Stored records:
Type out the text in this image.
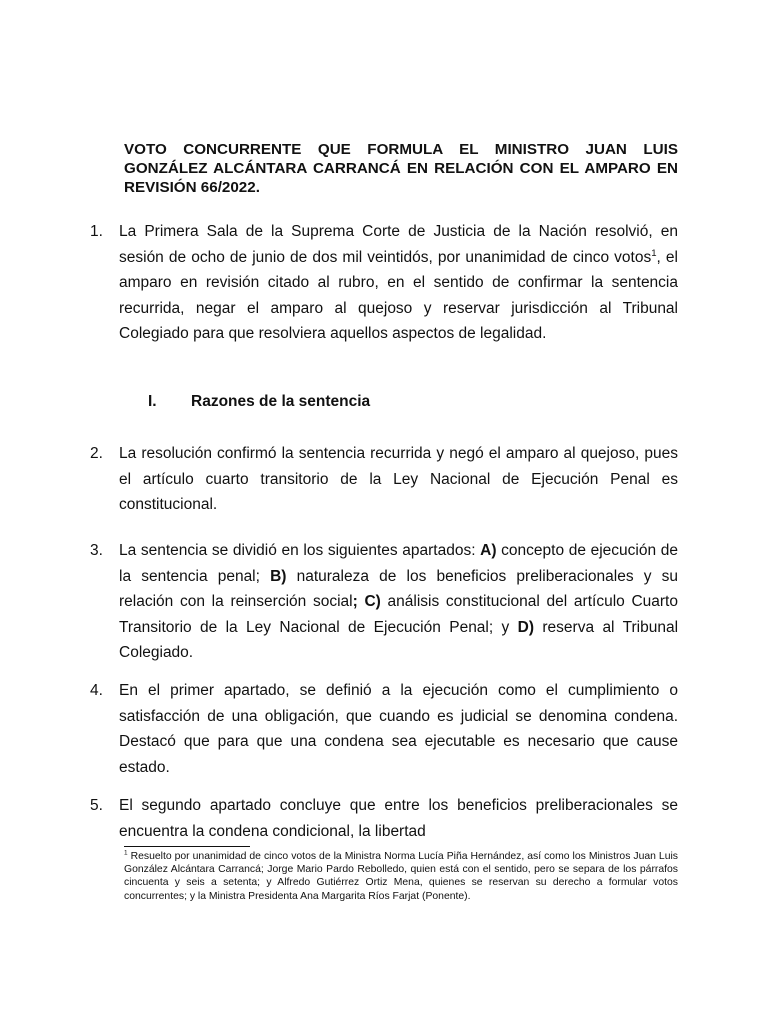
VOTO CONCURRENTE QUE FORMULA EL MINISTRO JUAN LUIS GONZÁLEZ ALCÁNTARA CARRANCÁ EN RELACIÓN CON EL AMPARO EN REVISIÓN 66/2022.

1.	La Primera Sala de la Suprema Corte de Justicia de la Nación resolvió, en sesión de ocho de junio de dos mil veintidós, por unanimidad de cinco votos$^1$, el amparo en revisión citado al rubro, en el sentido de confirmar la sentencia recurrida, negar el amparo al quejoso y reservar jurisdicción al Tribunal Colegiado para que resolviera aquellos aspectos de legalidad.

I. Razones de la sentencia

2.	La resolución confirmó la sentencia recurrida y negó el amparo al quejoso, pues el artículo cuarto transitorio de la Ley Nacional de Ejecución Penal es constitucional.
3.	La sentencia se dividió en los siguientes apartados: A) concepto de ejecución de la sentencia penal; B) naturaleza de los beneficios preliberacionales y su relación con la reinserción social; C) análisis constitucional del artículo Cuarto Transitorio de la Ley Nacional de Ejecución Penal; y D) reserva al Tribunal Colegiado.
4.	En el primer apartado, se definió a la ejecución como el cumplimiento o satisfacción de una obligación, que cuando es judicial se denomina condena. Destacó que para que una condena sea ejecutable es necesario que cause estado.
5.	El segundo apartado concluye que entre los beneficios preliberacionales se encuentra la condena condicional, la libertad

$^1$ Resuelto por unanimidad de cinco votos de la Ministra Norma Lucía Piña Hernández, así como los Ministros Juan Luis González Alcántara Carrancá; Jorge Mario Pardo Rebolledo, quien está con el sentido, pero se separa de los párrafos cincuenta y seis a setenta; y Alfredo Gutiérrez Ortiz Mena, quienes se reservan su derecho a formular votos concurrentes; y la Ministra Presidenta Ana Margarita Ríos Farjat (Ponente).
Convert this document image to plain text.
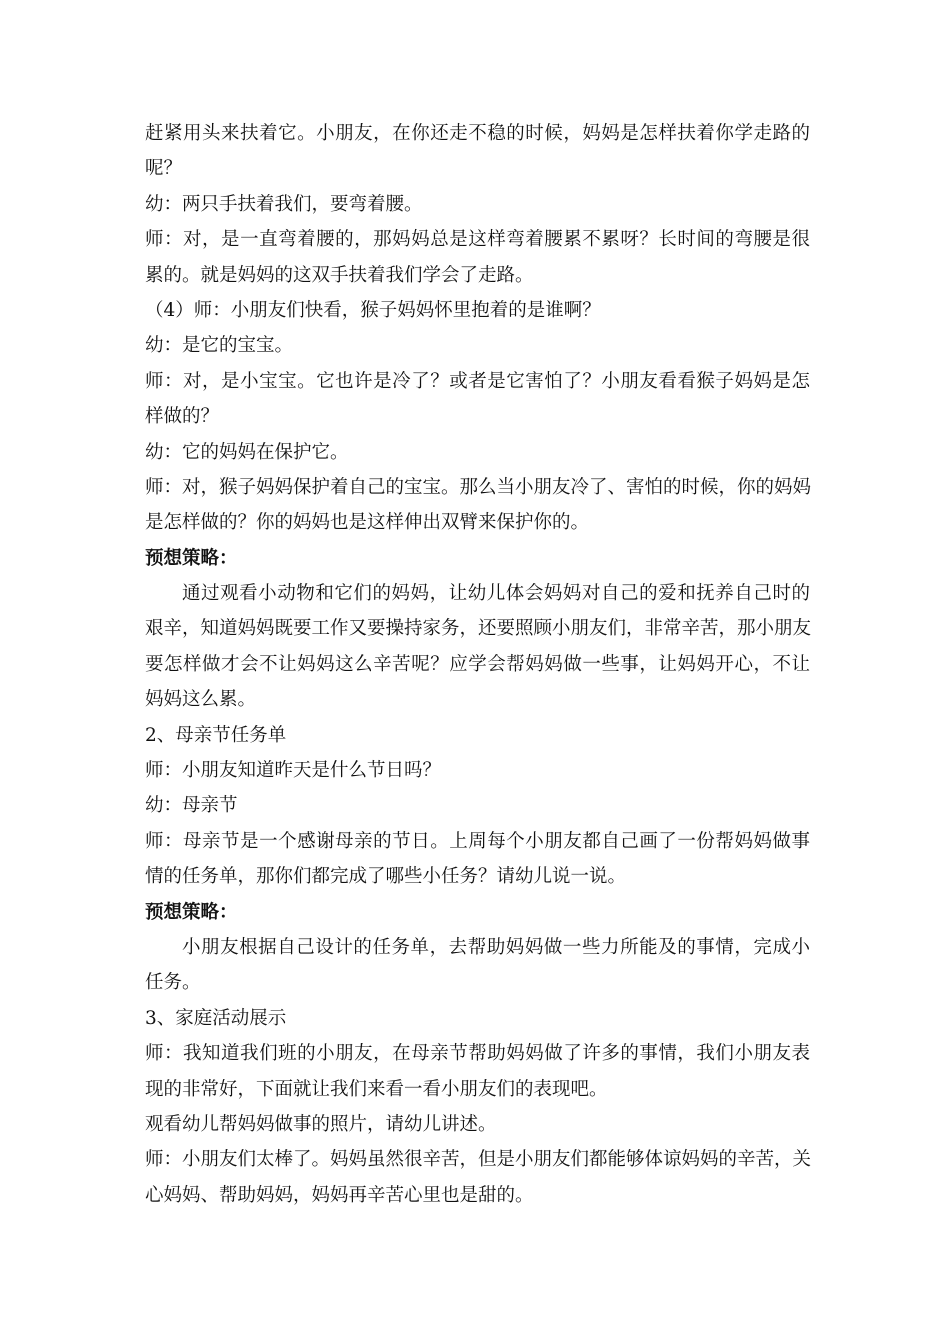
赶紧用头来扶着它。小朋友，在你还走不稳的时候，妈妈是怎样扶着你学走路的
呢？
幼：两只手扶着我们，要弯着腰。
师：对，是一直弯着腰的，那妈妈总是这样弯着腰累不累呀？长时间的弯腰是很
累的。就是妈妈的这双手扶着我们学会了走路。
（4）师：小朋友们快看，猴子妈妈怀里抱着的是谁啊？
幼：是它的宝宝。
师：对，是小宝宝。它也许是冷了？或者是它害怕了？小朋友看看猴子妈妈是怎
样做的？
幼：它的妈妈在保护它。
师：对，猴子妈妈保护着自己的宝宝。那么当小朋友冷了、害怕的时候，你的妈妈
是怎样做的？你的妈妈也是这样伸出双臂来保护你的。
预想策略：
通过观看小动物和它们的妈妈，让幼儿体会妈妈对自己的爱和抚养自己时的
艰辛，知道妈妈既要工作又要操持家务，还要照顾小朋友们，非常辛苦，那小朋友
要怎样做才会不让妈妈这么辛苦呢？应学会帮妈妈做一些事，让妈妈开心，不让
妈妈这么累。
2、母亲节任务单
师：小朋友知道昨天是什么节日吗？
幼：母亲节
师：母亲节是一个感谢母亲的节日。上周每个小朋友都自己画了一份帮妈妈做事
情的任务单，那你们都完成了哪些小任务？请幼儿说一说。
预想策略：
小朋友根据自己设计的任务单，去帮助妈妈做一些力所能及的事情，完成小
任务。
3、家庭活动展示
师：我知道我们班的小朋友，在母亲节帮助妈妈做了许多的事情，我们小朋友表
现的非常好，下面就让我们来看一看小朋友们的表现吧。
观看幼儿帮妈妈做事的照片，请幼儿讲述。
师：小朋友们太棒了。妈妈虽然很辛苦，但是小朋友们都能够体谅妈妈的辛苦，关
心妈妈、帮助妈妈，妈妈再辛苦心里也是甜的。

■ **TASK OBJECTIVE**:
Isolate the lines above that contain the word "image" and copy them.

■ **CORRECT RESULT**:
Type out the text in this image.
Convert this document image to plain text.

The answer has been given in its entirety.